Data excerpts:

● ● ●

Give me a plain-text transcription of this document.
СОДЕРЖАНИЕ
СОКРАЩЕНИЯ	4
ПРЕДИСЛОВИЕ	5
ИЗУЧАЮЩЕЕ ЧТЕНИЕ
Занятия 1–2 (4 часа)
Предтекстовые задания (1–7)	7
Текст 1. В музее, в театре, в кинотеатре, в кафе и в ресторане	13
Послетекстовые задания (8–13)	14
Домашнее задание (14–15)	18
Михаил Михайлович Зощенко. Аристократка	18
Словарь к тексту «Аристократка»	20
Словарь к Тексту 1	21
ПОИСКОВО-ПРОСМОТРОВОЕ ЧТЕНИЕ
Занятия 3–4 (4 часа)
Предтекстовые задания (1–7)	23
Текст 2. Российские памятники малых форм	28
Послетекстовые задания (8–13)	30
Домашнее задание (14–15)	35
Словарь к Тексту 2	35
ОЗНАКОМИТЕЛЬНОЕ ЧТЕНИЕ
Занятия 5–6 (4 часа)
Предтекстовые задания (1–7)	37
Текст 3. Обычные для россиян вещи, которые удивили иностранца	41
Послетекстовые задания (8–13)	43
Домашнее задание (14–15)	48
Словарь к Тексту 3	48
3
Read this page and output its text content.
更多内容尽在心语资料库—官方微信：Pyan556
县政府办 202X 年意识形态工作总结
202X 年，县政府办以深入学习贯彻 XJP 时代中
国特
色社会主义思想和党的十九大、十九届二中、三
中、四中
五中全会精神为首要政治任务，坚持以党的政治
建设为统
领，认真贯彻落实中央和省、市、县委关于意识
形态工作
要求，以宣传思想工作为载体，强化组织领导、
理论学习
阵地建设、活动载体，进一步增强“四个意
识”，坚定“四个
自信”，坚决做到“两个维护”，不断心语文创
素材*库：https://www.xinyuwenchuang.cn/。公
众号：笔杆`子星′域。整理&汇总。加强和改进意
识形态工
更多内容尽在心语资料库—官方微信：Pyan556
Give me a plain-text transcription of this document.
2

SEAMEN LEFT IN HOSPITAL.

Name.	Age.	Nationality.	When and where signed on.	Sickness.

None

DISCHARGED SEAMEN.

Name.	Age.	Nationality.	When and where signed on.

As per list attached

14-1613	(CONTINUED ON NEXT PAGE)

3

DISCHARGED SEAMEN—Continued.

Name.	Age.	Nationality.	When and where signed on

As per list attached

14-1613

● ● ●

▶ [Goal of the exercise]:
All of the entries must be quoted exactly; please include each one.

▶ [Task answer]:
Give me a plain-text transcription of this document.
СОДЕРЖАНИЕ
СОКРАЩЕНИЯ	4
ПРЕДИСЛОВИЕ	5
ИЗУЧАЮЩЕЕ ЧТЕНИЕ
Занятия 1–2 (4 часа)
Предтекстовые задания (1–7)	7
Текст 1. В музее, в театре, в кинотеатре, в кафе и в ресторане	13
Послетекстовые задания (8–13)	14
Домашнее задание (14–15)	18
Михаил Михайлович Зощенко. Аристократка	18
Словарь к тексту «Аристократка»	20
Словарь к Тексту 1	21
ПОИСКОВО-ПРОСМОТРОВОЕ ЧТЕНИЕ
Занятия 3–4 (4 часа)
Предтекстовые задания (1–7)	23
Текст 2. Российские памятники малых форм	28
Послетекстовые задания (8–13)	30
Домашнее задание (14–15)	35
Словарь к Тексту 2	35
ОЗНАКОМИТЕЛЬНОЕ ЧТЕНИЕ
Занятия 5–6 (4 часа)
Предтекстовые задания (1–7)	37
Текст 3. Обычные для россиян вещи, которые удивили иностранца	41
Послетекстовые задания (8–13)	43
Домашнее задание (14–15)	48
Словарь к Тексту 3	48
3
Read this page and output its text content.
更多内容尽在心语资料库—官方微信：Pyan556
县政府办 202X 年意识形态工作总结
202X 年，县政府办以深入学习贯彻 XJP 时代中
国特
色社会主义思想和党的十九大、十九届二中、三
中、四中
五中全会精神为首要政治任务，坚持以党的政治
建设为统
领，认真贯彻落实中央和省、市、县委关于意识
形态工作
要求，以宣传思想工作为载体，强化组织领导、
理论学习
阵地建设、活动载体，进一步增强“四个意
识”，坚定“四个
自信”，坚决做到“两个维护”，不断心语文创
素材*库：https://www.xinyuwenchuang.cn/。公
众号：笔杆`子星′域。整理&汇总。加强和改进意
识形态工
更多内容尽在心语资料库—官方微信：Pyan556
Give me a plain-text transcription of this document.
2

SEAMEN LEFT IN HOSPITAL.

Name.	Age.	Nationality.	When and where signed on.	Sickness.

None

DISCHARGED SEAMEN.

Name.	Age.	Nationality.	When and where signed on.

As per list attached

14-1613	(CONTINUED ON NEXT PAGE)

3

DISCHARGED SEAMEN—Continued.

Name.	Age.	Nationality.	When and where signed on

As per list attached

14-1613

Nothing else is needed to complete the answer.